-- Start Record extracts --

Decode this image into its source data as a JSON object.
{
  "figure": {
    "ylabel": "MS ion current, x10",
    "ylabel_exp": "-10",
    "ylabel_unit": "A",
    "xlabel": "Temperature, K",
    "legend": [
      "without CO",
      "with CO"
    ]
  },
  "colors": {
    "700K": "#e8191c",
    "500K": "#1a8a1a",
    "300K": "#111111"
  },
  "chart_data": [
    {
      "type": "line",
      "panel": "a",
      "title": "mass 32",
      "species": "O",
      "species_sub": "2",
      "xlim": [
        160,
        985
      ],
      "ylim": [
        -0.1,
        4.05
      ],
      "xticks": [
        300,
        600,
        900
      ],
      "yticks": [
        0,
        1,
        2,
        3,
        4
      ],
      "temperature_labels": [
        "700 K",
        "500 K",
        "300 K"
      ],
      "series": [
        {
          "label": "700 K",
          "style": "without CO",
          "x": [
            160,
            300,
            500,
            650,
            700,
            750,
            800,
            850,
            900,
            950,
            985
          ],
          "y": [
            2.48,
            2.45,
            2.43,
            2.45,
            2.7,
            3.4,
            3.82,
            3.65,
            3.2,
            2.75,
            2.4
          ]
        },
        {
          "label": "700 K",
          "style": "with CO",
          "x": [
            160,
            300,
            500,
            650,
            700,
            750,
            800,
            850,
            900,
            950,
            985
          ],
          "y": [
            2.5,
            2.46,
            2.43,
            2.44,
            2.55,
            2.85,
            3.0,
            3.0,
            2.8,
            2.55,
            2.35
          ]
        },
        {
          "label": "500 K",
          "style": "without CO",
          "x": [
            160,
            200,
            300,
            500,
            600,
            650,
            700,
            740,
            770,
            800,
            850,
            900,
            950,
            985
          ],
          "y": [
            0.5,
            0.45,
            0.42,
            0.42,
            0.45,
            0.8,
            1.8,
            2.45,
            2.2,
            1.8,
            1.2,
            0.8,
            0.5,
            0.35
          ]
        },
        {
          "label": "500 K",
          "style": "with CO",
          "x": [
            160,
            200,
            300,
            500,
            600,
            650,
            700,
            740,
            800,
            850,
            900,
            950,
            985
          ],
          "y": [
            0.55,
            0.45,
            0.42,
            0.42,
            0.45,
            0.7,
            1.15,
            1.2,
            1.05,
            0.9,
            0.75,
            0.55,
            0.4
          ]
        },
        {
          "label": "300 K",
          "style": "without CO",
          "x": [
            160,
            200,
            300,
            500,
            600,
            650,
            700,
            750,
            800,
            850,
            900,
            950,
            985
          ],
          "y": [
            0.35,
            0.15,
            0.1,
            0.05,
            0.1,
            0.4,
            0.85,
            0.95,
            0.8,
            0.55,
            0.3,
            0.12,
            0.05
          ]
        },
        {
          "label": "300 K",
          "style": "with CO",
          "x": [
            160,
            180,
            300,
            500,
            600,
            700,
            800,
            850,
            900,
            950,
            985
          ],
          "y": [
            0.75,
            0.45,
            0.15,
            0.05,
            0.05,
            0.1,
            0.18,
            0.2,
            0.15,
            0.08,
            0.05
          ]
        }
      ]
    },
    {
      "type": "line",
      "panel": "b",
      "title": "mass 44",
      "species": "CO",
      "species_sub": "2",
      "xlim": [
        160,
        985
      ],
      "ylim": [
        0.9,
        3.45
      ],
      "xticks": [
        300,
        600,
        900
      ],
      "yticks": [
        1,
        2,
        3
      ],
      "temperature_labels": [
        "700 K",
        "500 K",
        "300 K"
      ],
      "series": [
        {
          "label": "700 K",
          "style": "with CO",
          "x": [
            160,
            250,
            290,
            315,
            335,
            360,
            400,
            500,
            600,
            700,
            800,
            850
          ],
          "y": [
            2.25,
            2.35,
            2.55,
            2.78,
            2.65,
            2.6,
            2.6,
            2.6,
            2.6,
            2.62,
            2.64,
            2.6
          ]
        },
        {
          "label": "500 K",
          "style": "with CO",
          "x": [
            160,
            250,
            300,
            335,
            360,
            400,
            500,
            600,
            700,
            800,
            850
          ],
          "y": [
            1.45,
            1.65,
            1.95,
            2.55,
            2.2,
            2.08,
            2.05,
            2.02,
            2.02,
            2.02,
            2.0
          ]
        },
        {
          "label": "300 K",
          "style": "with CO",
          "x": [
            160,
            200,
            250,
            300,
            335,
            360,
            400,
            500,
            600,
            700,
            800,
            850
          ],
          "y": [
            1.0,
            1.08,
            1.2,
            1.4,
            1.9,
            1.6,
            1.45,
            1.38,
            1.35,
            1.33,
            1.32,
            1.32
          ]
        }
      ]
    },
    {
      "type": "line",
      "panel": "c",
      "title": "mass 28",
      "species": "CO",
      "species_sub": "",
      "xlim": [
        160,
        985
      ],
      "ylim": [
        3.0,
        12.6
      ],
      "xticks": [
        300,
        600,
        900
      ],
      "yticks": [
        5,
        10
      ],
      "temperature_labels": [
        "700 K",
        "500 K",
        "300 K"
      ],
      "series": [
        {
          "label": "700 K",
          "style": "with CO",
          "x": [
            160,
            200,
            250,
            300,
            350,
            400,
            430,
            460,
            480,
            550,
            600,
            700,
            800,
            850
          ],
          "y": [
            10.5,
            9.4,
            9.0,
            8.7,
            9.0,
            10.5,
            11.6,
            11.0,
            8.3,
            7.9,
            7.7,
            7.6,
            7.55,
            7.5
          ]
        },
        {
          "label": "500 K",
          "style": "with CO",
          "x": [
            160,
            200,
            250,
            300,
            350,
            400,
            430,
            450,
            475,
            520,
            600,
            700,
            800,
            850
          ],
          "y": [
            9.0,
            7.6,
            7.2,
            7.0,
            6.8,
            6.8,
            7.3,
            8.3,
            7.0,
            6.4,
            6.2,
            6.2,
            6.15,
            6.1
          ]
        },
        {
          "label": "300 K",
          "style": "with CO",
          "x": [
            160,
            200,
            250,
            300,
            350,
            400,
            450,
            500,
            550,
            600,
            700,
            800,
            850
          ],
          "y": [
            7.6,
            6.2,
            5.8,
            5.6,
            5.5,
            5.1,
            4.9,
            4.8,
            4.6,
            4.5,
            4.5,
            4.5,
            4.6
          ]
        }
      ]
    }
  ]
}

-- End Record extracts --

Stated problem: Write the entries again, exactly as they stand.

Solution for this exercise:
Decode this image into its source data as a JSON object.
{
  "figure": {
    "ylabel": "MS ion current, x10",
    "ylabel_exp": "-10",
    "ylabel_unit": "A",
    "xlabel": "Temperature, K",
    "legend": [
      "without CO",
      "with CO"
    ]
  },
  "colors": {
    "700K": "#e8191c",
    "500K": "#1a8a1a",
    "300K": "#111111"
  },
  "chart_data": [
    {
      "type": "line",
      "panel": "a",
      "title": "mass 32",
      "species": "O",
      "species_sub": "2",
      "xlim": [
        160,
        985
      ],
      "ylim": [
        -0.1,
        4.05
      ],
      "xticks": [
        300,
        600,
        900
      ],
      "yticks": [
        0,
        1,
        2,
        3,
        4
      ],
      "temperature_labels": [
        "700 K",
        "500 K",
        "300 K"
      ],
      "series": [
        {
          "label": "700 K",
          "style": "without CO",
          "x": [
            160,
            300,
            500,
            650,
            700,
            750,
            800,
            850,
            900,
            950,
            985
          ],
          "y": [
            2.48,
            2.45,
            2.43,
            2.45,
            2.7,
            3.4,
            3.82,
            3.65,
            3.2,
            2.75,
            2.4
          ]
        },
        {
          "label": "700 K",
          "style": "with CO",
          "x": [
            160,
            300,
            500,
            650,
            700,
            750,
            800,
            850,
            900,
            950,
            985
          ],
          "y": [
            2.5,
            2.46,
            2.43,
            2.44,
            2.55,
            2.85,
            3.0,
            3.0,
            2.8,
            2.55,
            2.35
          ]
        },
        {
          "label": "500 K",
          "style": "without CO",
          "x": [
            160,
            200,
            300,
            500,
            600,
            650,
            700,
            740,
            770,
            800,
            850,
            900,
            950,
            985
          ],
          "y": [
            0.5,
            0.45,
            0.42,
            0.42,
            0.45,
            0.8,
            1.8,
            2.45,
            2.2,
            1.8,
            1.2,
            0.8,
            0.5,
            0.35
          ]
        },
        {
          "label": "500 K",
          "style": "with CO",
          "x": [
            160,
            200,
            300,
            500,
            600,
            650,
            700,
            740,
            800,
            850,
            900,
            950,
            985
          ],
          "y": [
            0.55,
            0.45,
            0.42,
            0.42,
            0.45,
            0.7,
            1.15,
            1.2,
            1.05,
            0.9,
            0.75,
            0.55,
            0.4
          ]
        },
        {
          "label": "300 K",
          "style": "without CO",
          "x": [
            160,
            200,
            300,
            500,
            600,
            650,
            700,
            750,
            800,
            850,
            900,
            950,
            985
          ],
          "y": [
            0.35,
            0.15,
            0.1,
            0.05,
            0.1,
            0.4,
            0.85,
            0.95,
            0.8,
            0.55,
            0.3,
            0.12,
            0.05
          ]
        },
        {
          "label": "300 K",
          "style": "with CO",
          "x": [
            160,
            180,
            300,
            500,
            600,
            700,
            800,
            850,
            900,
            950,
            985
          ],
          "y": [
            0.75,
            0.45,
            0.15,
            0.05,
            0.05,
            0.1,
            0.18,
            0.2,
            0.15,
            0.08,
            0.05
          ]
        }
      ]
    },
    {
      "type": "line",
      "panel": "b",
      "title": "mass 44",
      "species": "CO",
      "species_sub": "2",
      "xlim": [
        160,
        985
      ],
      "ylim": [
        0.9,
        3.45
      ],
      "xticks": [
        300,
        600,
        900
      ],
      "yticks": [
        1,
        2,
        3
      ],
      "temperature_labels": [
        "700 K",
        "500 K",
        "300 K"
      ],
      "series": [
        {
          "label": "700 K",
          "style": "with CO",
          "x": [
            160,
            250,
            290,
            315,
            335,
            360,
            400,
            500,
            600,
            700,
            800,
            850
          ],
          "y": [
            2.25,
            2.35,
            2.55,
            2.78,
            2.65,
            2.6,
            2.6,
            2.6,
            2.6,
            2.62,
            2.64,
            2.6
          ]
        },
        {
          "label": "500 K",
          "style": "with CO",
          "x": [
            160,
            250,
            300,
            335,
            360,
            400,
            500,
            600,
            700,
            800,
            850
          ],
          "y": [
            1.45,
            1.65,
            1.95,
            2.55,
            2.2,
            2.08,
            2.05,
            2.02,
            2.02,
            2.02,
            2.0
          ]
        },
        {
          "label": "300 K",
          "style": "with CO",
          "x": [
            160,
            200,
            250,
            300,
            335,
            360,
            400,
            500,
            600,
            700,
            800,
            850
          ],
          "y": [
            1.0,
            1.08,
            1.2,
            1.4,
            1.9,
            1.6,
            1.45,
            1.38,
            1.35,
            1.33,
            1.32,
            1.32
          ]
        }
      ]
    },
    {
      "type": "line",
      "panel": "c",
      "title": "mass 28",
      "species": "CO",
      "species_sub": "",
      "xlim": [
        160,
        985
      ],
      "ylim": [
        3.0,
        12.6
      ],
      "xticks": [
        300,
        600,
        900
      ],
      "yticks": [
        5,
        10
      ],
      "temperature_labels": [
        "700 K",
        "500 K",
        "300 K"
      ],
      "series": [
        {
          "label": "700 K",
          "style": "with CO",
          "x": [
            160,
            200,
            250,
            300,
            350,
            400,
            430,
            460,
            480,
            550,
            600,
            700,
            800,
            850
          ],
          "y": [
            10.5,
            9.4,
            9.0,
            8.7,
            9.0,
            10.5,
            11.6,
            11.0,
            8.3,
            7.9,
            7.7,
            7.6,
            7.55,
            7.5
          ]
        },
        {
          "label": "500 K",
          "style": "with CO",
          "x": [
            160,
            200,
            250,
            300,
            350,
            400,
            430,
            450,
            475,
            520,
            600,
            700,
            800,
            850
          ],
          "y": [
            9.0,
            7.6,
            7.2,
            7.0,
            6.8,
            6.8,
            7.3,
            8.3,
            7.0,
            6.4,
            6.2,
            6.2,
            6.15,
            6.1
          ]
        },
        {
          "label": "300 K",
          "style": "with CO",
          "x": [
            160,
            200,
            250,
            300,
            350,
            400,
            450,
            500,
            550,
            600,
            700,
            800,
            850
          ],
          "y": [
            7.6,
            6.2,
            5.8,
            5.6,
            5.5,
            5.1,
            4.9,
            4.8,
            4.6,
            4.5,
            4.5,
            4.5,
            4.6
          ]
        }
      ]
    }
  ]
}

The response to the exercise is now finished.